━━━ Records provided

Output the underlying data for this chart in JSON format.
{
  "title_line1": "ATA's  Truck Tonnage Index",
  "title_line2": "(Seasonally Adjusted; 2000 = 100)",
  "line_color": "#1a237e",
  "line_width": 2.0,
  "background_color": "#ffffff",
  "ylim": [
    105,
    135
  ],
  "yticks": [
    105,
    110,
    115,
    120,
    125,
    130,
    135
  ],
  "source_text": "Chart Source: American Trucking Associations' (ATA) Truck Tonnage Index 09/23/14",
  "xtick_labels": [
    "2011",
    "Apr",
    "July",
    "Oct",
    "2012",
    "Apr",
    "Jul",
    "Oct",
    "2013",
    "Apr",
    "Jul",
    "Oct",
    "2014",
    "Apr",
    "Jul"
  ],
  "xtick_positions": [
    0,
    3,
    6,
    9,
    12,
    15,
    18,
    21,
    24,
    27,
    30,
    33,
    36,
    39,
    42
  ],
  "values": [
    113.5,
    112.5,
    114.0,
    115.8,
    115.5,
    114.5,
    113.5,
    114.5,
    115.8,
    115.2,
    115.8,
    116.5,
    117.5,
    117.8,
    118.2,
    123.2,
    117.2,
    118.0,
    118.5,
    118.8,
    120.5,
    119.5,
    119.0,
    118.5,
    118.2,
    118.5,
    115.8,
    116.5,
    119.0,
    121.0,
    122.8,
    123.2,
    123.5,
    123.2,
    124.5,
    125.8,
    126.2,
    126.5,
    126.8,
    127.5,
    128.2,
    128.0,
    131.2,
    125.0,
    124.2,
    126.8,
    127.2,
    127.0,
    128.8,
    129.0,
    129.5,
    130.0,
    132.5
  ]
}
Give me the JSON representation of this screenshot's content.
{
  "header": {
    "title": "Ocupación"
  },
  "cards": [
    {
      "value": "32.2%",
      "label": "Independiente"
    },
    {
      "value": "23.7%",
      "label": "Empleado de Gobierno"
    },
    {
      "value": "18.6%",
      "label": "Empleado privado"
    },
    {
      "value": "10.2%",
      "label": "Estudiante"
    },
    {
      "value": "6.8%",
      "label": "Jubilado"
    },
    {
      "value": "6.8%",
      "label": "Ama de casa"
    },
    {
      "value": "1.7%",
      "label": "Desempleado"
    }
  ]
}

━━━━━━

Stated task: From the "Give me the" line to the close of the listing, restate each line word for word.

Exercise result:
Give me the JSON representation of this screenshot's content.
{
  "header": {
    "title": "Ocupación"
  },
  "cards": [
    {
      "value": "32.2%",
      "label": "Independiente"
    },
    {
      "value": "23.7%",
      "label": "Empleado de Gobierno"
    },
    {
      "value": "18.6%",
      "label": "Empleado privado"
    },
    {
      "value": "10.2%",
      "label": "Estudiante"
    },
    {
      "value": "6.8%",
      "label": "Jubilado"
    },
    {
      "value": "6.8%",
      "label": "Ama de casa"
    },
    {
      "value": "1.7%",
      "label": "Desempleado"
    }
  ]
}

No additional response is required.